#### Challenge
In the listing that follows, how many lines contain "aangegeven"? Give the number only.

#### Provided entries
/---

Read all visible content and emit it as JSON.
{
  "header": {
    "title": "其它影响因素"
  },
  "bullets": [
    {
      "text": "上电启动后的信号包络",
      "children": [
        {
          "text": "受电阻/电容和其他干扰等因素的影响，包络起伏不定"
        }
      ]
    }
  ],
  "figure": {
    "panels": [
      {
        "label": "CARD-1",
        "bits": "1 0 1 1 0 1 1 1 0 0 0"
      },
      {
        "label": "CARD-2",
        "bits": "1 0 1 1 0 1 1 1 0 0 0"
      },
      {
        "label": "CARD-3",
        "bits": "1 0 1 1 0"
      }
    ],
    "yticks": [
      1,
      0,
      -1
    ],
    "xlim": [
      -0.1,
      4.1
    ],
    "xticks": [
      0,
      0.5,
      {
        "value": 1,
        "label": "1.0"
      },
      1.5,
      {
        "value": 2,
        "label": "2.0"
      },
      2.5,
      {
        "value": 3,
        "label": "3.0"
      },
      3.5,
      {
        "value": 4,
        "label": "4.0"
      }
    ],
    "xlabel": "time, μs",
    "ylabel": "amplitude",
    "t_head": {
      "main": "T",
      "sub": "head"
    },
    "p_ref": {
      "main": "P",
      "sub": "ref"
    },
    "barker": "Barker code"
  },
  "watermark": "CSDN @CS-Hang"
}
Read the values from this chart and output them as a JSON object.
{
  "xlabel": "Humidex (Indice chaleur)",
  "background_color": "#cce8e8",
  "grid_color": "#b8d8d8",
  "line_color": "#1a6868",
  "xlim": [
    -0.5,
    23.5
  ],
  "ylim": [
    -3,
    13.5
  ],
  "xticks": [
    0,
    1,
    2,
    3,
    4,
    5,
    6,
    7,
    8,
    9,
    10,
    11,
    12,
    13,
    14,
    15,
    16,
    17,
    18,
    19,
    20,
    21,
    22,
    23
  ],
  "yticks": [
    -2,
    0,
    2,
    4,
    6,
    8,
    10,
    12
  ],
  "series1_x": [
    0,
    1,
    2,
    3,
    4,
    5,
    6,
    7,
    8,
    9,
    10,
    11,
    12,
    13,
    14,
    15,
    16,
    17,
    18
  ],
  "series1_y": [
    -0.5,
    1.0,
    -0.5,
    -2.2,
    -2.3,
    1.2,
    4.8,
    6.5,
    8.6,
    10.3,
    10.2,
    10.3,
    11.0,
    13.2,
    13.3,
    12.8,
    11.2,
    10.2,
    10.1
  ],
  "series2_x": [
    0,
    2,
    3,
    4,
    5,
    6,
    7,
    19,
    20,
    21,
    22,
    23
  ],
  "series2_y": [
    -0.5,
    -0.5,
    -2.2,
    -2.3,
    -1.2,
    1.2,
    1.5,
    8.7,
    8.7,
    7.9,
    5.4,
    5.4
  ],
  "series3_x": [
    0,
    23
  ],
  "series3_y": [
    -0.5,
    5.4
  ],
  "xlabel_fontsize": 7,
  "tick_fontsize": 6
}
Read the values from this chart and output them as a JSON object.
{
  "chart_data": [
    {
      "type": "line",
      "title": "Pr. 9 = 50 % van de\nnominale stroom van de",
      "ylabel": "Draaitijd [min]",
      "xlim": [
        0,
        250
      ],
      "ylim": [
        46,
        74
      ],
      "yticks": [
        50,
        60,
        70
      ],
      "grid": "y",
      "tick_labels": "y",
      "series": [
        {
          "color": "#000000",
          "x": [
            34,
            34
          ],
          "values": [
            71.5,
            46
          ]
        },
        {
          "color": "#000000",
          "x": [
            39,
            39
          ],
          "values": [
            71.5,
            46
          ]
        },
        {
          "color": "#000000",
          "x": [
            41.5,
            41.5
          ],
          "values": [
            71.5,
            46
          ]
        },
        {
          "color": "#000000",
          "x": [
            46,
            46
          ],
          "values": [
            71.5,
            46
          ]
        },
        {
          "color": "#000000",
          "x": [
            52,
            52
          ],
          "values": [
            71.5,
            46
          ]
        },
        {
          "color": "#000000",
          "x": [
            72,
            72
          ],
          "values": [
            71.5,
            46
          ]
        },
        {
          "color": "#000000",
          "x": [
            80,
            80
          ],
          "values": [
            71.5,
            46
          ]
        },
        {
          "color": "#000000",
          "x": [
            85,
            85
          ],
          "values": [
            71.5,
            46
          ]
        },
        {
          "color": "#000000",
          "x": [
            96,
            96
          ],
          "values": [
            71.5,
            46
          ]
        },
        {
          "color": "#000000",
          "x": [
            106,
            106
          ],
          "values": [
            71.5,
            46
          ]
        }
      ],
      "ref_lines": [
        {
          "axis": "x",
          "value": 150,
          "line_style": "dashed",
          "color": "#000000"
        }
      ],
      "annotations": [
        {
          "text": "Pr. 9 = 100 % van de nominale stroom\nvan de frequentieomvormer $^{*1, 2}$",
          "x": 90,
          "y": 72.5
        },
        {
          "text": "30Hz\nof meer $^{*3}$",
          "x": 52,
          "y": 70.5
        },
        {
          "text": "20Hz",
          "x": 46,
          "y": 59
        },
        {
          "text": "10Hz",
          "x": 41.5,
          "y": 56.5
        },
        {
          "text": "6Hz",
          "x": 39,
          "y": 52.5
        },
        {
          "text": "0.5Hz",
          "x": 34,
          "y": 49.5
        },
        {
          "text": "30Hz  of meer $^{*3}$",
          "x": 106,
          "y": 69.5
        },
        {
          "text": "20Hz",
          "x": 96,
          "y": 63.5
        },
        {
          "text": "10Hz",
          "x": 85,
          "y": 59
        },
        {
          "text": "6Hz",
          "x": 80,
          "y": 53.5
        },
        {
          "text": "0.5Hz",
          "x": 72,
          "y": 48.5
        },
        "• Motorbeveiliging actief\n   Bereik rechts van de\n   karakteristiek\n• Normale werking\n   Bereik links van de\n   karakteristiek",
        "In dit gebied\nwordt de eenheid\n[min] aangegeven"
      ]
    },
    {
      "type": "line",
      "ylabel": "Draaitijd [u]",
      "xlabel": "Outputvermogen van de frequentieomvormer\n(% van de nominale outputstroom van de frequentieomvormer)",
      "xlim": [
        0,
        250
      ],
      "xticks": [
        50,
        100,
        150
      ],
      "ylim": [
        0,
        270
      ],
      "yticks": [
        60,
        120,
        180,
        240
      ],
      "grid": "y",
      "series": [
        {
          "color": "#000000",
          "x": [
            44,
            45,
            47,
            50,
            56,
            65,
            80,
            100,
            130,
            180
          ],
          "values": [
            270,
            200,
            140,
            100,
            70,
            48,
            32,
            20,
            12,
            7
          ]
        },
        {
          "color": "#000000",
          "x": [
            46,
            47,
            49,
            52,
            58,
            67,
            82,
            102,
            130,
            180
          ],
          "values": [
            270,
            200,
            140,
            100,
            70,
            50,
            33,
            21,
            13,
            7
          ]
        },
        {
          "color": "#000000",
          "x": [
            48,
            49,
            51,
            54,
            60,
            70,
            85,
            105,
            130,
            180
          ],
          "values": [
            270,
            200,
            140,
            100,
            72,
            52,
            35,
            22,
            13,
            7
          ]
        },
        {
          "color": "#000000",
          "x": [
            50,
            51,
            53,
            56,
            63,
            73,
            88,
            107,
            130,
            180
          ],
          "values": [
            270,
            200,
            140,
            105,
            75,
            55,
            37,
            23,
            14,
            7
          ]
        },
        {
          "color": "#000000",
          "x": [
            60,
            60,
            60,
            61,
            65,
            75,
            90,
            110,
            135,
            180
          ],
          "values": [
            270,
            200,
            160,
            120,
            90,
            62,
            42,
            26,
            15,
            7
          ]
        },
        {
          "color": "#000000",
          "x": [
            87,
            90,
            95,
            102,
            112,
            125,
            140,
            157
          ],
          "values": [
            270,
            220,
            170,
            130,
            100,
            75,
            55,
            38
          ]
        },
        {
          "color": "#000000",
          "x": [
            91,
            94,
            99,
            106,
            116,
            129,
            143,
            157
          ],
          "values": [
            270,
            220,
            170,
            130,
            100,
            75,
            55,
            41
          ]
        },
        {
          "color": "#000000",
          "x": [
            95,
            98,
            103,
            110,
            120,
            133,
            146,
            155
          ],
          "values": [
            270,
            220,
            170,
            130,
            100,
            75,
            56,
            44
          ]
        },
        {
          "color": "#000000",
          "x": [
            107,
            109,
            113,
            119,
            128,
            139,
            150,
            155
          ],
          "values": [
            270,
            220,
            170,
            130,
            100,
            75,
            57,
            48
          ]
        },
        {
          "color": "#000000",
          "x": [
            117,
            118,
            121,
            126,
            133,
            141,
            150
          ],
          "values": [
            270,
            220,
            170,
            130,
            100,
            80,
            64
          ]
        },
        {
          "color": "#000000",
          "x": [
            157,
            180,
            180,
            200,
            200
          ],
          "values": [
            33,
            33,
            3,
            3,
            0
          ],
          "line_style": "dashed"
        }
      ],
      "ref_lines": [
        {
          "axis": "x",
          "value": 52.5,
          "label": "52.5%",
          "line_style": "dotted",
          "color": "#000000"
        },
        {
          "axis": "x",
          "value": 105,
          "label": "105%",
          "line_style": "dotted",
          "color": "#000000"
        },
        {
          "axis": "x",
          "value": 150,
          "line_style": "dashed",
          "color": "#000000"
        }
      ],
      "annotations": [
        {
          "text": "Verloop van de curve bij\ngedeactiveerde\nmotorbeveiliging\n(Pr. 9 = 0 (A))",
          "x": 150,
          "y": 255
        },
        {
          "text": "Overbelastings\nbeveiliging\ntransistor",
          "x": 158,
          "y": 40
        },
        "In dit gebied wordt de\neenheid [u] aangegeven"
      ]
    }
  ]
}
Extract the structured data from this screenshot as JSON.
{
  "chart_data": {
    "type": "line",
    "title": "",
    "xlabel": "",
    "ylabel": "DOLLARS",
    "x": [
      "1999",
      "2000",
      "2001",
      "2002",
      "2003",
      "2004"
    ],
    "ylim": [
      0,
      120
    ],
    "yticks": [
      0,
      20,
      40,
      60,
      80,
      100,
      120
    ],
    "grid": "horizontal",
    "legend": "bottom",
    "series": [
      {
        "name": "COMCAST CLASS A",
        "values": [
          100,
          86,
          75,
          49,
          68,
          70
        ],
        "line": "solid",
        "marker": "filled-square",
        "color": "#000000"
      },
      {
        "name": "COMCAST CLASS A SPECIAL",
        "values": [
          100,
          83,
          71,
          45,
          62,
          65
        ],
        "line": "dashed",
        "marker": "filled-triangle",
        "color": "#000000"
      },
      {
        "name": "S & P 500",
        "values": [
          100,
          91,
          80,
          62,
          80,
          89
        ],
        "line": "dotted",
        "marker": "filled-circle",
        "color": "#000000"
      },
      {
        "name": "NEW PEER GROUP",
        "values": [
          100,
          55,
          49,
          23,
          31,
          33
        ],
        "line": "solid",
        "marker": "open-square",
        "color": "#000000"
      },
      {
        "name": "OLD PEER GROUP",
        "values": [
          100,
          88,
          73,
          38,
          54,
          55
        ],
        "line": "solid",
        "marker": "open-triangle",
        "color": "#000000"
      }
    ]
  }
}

\---

#### Response to the task
2